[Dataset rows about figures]
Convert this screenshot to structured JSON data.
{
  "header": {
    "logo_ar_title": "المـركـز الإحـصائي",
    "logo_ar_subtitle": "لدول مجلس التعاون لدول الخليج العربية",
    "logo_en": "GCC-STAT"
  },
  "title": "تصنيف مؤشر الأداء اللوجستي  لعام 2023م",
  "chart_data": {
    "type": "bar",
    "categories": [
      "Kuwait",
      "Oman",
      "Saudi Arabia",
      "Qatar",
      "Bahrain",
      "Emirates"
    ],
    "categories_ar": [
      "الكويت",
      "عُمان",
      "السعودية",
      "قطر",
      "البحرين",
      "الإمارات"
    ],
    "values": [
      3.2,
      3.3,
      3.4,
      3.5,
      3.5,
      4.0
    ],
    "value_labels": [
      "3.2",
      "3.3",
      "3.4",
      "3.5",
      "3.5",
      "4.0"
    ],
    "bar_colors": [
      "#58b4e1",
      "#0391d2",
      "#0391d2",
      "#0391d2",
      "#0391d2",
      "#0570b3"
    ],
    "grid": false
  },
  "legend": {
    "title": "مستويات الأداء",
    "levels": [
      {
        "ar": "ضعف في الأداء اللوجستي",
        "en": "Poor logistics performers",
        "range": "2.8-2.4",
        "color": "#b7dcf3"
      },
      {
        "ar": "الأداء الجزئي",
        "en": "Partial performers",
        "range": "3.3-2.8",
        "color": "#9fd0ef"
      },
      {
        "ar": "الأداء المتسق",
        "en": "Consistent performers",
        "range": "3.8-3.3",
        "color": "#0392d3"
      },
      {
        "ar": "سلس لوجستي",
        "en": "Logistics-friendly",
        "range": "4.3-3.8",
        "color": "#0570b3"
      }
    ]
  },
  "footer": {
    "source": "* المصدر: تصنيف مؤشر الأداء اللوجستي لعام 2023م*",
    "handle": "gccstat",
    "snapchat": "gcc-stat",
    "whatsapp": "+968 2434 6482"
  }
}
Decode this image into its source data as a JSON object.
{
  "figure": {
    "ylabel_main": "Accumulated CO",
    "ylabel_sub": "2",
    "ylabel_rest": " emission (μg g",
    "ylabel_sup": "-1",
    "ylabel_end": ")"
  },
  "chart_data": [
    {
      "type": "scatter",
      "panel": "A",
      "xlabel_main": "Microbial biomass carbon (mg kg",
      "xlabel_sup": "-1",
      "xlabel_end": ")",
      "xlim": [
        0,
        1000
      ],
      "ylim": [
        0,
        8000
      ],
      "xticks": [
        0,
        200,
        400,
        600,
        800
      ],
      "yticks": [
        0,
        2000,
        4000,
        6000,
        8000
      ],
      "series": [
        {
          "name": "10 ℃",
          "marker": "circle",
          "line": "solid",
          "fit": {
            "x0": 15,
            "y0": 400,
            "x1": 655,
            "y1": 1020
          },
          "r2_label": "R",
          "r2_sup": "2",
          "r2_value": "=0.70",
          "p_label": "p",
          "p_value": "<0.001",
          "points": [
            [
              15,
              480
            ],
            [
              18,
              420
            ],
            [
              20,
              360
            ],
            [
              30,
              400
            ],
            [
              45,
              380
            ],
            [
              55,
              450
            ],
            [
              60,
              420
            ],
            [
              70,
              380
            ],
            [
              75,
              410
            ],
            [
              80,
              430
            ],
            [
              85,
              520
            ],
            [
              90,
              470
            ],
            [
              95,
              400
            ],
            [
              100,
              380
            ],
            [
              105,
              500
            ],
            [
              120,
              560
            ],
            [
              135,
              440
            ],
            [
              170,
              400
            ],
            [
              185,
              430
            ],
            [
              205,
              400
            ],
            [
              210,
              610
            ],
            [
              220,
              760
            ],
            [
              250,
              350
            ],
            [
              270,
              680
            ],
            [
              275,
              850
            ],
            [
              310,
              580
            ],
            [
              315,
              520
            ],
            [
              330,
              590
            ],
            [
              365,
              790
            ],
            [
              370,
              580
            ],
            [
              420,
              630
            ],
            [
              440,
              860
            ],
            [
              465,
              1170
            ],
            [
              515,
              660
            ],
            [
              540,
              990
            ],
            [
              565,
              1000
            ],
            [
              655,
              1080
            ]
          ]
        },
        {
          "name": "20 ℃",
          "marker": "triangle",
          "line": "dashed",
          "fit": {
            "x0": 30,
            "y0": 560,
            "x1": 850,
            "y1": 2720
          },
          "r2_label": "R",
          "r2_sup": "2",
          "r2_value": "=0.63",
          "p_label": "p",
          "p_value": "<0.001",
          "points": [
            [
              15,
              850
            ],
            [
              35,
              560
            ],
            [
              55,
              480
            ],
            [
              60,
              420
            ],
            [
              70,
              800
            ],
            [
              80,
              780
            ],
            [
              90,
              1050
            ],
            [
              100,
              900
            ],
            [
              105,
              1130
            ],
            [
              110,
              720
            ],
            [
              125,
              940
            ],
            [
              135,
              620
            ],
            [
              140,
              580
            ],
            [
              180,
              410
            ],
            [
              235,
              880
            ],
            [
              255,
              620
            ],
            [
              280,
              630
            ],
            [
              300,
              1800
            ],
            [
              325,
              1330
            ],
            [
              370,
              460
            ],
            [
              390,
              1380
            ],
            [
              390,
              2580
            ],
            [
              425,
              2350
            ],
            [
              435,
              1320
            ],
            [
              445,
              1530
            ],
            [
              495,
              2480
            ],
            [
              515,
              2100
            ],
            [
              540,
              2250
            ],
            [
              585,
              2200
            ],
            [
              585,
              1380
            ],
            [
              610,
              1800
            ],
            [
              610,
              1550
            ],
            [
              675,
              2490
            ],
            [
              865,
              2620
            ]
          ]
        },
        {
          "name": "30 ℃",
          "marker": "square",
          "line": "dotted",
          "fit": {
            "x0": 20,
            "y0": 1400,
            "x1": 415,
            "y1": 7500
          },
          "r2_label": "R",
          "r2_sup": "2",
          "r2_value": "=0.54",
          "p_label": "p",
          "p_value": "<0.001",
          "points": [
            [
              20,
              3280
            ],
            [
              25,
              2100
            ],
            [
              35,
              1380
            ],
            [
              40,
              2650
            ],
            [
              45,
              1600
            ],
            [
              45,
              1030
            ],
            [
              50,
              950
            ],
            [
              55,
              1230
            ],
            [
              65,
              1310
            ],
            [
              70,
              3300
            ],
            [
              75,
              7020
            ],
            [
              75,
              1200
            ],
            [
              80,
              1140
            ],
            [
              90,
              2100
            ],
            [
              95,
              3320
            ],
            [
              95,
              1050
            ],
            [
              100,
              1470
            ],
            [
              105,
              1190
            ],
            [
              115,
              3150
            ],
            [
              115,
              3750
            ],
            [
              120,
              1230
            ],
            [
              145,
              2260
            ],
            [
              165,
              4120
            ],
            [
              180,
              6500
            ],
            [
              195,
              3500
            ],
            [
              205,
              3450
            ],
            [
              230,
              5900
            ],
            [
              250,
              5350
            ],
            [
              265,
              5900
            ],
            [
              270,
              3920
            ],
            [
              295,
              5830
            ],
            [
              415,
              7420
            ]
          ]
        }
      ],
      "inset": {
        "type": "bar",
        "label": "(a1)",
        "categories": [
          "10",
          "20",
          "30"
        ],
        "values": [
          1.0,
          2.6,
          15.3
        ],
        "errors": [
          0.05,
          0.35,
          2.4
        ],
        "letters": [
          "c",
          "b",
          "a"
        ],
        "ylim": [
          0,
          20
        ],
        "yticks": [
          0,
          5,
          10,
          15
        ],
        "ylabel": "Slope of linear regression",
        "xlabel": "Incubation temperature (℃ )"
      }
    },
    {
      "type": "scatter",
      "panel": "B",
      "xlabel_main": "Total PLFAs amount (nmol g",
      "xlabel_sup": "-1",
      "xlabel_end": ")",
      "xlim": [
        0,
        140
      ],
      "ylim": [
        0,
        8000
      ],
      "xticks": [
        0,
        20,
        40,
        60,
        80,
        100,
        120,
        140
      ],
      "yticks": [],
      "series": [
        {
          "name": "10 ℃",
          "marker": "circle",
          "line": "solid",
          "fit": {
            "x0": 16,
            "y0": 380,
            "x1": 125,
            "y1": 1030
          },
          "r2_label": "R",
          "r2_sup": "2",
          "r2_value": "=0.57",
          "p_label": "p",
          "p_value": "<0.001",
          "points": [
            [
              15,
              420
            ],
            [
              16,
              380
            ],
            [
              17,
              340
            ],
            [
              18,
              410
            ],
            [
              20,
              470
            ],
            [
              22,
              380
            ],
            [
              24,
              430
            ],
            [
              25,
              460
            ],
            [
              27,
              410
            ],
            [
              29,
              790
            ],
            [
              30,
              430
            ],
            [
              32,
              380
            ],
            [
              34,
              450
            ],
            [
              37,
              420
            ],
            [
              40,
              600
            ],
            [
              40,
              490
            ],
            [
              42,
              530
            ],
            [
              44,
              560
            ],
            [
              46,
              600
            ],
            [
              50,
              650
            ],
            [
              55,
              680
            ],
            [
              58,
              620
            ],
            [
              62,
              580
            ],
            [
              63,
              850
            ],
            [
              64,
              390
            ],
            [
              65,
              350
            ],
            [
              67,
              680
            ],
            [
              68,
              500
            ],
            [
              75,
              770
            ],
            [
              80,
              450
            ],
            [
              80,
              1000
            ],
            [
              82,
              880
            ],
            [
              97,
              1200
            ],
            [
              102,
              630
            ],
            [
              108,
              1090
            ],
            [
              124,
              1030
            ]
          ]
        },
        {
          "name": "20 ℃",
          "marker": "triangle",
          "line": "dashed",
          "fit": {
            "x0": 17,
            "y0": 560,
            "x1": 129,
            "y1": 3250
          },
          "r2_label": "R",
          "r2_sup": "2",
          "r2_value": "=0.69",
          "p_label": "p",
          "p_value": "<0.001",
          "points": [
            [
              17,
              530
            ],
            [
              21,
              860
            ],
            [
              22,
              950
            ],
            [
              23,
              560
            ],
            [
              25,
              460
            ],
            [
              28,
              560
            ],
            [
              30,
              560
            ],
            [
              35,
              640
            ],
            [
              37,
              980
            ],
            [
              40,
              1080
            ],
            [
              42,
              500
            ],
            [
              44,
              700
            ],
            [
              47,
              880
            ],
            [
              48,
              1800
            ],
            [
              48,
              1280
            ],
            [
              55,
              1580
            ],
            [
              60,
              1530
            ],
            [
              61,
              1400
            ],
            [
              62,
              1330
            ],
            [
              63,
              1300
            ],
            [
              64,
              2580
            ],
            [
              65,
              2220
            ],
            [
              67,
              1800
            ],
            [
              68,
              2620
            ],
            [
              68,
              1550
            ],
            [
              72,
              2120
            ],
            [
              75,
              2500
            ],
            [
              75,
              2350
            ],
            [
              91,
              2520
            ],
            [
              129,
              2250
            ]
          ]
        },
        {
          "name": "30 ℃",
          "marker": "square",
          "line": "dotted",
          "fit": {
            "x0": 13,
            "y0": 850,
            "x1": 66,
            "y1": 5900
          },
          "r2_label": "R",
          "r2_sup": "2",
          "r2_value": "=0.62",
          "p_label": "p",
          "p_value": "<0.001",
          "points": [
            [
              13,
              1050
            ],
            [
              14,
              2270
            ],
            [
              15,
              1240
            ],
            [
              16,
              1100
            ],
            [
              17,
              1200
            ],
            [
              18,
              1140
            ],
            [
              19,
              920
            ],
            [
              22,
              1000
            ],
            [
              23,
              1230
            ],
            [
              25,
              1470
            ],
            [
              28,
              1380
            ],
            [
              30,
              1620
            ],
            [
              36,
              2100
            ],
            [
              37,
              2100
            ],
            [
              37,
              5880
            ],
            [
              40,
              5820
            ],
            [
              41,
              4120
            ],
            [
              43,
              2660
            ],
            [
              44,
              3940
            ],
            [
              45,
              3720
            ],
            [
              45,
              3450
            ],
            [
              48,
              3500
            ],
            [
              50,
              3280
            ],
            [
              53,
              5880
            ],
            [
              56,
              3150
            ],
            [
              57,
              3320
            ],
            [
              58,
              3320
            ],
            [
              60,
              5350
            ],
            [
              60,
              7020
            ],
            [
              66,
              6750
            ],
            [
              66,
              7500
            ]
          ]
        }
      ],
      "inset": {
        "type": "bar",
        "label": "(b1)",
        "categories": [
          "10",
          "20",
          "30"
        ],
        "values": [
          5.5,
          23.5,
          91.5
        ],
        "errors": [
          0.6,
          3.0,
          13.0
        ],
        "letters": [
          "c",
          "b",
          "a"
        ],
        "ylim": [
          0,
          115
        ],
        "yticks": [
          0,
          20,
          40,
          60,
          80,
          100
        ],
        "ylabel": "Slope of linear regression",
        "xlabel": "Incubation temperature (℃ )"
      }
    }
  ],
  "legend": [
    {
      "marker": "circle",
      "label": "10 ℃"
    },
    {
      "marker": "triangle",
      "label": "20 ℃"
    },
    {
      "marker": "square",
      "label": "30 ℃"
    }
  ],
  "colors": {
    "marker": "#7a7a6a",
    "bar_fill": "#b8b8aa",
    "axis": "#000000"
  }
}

### Task instructions
Count each line with "اللوجستي" in it and report that figure by itself.

### Exercise response
3